### What is required
Find every line below that contains the word "this" and copy it out.

─── Material provided

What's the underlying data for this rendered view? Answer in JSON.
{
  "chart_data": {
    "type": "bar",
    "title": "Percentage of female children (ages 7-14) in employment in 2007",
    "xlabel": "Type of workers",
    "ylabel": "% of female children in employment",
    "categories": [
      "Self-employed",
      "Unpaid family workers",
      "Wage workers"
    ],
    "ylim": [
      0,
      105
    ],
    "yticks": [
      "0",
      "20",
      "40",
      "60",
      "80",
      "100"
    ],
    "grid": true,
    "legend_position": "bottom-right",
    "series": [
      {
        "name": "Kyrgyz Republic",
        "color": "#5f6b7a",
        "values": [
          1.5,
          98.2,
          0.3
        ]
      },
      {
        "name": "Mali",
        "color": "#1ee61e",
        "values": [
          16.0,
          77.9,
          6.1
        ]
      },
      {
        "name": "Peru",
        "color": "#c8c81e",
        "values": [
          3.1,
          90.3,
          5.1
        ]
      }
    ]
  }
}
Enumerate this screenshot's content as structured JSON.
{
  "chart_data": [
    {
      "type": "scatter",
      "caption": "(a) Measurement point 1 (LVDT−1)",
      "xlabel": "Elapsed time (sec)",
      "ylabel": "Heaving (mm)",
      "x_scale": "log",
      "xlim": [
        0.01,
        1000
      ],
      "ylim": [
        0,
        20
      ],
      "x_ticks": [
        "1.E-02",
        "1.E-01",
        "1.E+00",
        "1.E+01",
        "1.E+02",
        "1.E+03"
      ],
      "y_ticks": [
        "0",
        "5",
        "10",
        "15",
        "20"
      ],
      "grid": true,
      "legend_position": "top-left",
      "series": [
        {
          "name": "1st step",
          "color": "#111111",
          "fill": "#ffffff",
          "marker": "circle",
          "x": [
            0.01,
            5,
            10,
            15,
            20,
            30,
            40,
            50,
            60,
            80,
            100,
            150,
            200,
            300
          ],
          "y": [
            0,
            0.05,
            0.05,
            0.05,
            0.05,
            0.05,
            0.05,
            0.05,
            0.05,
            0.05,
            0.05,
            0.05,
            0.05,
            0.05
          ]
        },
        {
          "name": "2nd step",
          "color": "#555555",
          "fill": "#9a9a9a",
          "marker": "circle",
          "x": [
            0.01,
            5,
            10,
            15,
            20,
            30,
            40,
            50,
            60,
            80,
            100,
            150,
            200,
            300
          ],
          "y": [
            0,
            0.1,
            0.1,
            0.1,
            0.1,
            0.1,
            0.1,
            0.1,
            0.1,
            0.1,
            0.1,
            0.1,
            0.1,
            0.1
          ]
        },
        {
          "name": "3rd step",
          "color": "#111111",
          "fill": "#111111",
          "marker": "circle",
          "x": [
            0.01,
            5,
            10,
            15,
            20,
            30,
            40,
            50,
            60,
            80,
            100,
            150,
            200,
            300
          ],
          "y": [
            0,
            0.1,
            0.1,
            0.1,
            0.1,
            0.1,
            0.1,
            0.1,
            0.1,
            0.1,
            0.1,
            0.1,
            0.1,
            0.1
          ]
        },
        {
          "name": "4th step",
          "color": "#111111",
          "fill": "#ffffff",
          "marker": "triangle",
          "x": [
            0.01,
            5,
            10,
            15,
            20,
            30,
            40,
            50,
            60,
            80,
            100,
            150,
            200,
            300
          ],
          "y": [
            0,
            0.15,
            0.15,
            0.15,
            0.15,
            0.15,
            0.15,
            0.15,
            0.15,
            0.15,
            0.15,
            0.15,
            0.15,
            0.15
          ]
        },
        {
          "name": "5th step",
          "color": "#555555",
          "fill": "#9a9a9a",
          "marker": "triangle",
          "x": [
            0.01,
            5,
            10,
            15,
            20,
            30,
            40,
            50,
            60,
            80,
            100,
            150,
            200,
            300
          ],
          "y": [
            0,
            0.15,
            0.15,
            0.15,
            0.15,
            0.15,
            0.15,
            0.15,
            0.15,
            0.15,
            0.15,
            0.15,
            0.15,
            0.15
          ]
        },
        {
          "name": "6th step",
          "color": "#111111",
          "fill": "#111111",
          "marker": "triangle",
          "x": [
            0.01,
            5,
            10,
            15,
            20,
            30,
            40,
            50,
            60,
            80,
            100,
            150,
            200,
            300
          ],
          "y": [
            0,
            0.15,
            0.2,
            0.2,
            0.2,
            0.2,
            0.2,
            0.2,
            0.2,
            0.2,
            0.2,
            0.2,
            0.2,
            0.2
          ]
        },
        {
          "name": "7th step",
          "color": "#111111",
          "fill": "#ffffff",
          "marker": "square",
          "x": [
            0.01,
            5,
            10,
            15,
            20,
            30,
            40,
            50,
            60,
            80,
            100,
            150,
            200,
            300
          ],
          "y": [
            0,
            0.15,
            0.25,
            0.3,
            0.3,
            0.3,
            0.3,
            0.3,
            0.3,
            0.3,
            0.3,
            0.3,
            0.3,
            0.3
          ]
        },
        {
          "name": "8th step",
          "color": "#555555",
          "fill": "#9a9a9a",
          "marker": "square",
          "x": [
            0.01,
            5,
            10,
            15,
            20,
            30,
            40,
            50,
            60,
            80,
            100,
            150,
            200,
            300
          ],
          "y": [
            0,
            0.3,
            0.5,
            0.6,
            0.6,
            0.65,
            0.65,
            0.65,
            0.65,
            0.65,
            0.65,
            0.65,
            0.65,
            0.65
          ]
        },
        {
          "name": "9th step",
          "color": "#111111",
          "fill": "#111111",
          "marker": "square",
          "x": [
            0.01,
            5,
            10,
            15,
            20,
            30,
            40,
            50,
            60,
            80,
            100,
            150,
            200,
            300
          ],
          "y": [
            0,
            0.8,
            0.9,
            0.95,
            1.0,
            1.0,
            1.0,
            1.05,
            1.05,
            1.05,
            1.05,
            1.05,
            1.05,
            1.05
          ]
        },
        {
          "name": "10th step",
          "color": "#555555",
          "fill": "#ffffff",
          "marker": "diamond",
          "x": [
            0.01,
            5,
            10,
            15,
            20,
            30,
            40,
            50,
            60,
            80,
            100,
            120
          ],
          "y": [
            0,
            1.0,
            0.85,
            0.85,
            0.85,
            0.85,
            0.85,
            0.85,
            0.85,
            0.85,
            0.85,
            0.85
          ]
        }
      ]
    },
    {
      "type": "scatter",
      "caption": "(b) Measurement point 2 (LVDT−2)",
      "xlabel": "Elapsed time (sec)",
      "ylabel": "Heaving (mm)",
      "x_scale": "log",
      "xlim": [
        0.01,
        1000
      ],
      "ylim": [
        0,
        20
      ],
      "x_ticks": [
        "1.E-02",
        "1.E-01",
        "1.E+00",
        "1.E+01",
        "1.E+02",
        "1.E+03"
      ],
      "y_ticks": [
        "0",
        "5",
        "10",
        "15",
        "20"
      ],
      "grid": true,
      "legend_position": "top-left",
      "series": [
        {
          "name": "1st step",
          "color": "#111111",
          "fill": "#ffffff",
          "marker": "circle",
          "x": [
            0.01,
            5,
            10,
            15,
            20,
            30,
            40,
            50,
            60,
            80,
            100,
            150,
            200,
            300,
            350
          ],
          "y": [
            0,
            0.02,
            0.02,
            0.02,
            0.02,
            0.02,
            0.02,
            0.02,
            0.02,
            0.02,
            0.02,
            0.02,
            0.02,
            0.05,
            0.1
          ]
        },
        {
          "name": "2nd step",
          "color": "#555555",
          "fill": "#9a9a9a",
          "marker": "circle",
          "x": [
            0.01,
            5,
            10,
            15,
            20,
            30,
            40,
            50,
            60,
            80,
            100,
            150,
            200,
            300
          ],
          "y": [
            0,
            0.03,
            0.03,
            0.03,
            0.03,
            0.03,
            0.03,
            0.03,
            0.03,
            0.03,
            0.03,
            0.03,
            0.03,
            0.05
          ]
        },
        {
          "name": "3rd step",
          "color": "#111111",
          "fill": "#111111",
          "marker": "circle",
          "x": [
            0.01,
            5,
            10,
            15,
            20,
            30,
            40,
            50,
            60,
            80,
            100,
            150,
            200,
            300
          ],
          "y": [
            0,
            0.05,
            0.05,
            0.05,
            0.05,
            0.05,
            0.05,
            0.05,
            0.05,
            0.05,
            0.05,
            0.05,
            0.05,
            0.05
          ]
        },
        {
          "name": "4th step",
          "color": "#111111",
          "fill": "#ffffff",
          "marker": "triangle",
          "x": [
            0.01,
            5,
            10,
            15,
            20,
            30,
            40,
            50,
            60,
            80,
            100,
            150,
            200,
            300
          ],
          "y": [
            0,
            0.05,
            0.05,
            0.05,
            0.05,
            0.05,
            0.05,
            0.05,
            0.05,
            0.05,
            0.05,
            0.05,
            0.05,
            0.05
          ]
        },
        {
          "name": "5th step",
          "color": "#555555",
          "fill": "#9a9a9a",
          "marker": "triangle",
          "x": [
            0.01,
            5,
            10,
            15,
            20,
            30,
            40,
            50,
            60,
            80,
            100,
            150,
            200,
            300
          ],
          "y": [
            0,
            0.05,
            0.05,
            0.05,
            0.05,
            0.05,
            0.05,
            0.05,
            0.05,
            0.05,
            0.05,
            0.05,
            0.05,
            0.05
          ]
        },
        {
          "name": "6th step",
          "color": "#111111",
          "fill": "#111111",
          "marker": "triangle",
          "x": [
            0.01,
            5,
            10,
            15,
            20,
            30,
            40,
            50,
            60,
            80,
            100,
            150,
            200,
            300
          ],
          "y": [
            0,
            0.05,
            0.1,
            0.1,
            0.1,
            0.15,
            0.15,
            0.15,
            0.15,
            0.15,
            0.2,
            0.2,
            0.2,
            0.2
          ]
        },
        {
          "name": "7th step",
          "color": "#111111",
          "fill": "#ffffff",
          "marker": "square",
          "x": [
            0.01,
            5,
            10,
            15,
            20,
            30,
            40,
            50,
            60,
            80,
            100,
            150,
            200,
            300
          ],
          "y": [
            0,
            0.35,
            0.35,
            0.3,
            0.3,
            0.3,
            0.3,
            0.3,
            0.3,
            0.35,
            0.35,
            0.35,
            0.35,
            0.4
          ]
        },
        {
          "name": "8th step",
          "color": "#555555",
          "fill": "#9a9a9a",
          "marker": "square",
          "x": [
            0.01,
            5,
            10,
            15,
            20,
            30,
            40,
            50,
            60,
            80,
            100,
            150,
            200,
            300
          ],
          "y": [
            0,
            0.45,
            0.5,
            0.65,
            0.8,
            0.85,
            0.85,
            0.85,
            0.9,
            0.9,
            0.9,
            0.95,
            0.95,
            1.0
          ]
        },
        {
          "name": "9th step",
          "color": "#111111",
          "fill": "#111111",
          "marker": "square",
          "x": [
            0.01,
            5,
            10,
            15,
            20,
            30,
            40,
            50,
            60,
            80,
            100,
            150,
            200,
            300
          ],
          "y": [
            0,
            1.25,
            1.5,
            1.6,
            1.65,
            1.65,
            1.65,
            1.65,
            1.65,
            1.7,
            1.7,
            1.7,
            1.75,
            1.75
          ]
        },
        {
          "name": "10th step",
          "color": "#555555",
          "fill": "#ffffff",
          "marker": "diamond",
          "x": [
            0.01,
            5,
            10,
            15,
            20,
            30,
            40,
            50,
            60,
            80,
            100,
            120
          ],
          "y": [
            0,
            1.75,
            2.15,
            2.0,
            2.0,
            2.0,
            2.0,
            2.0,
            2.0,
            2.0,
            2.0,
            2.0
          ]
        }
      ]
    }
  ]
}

──────

### Correct result
What's the underlying data for this rendered view? Answer in JSON.
Enumerate this screenshot's content as structured JSON.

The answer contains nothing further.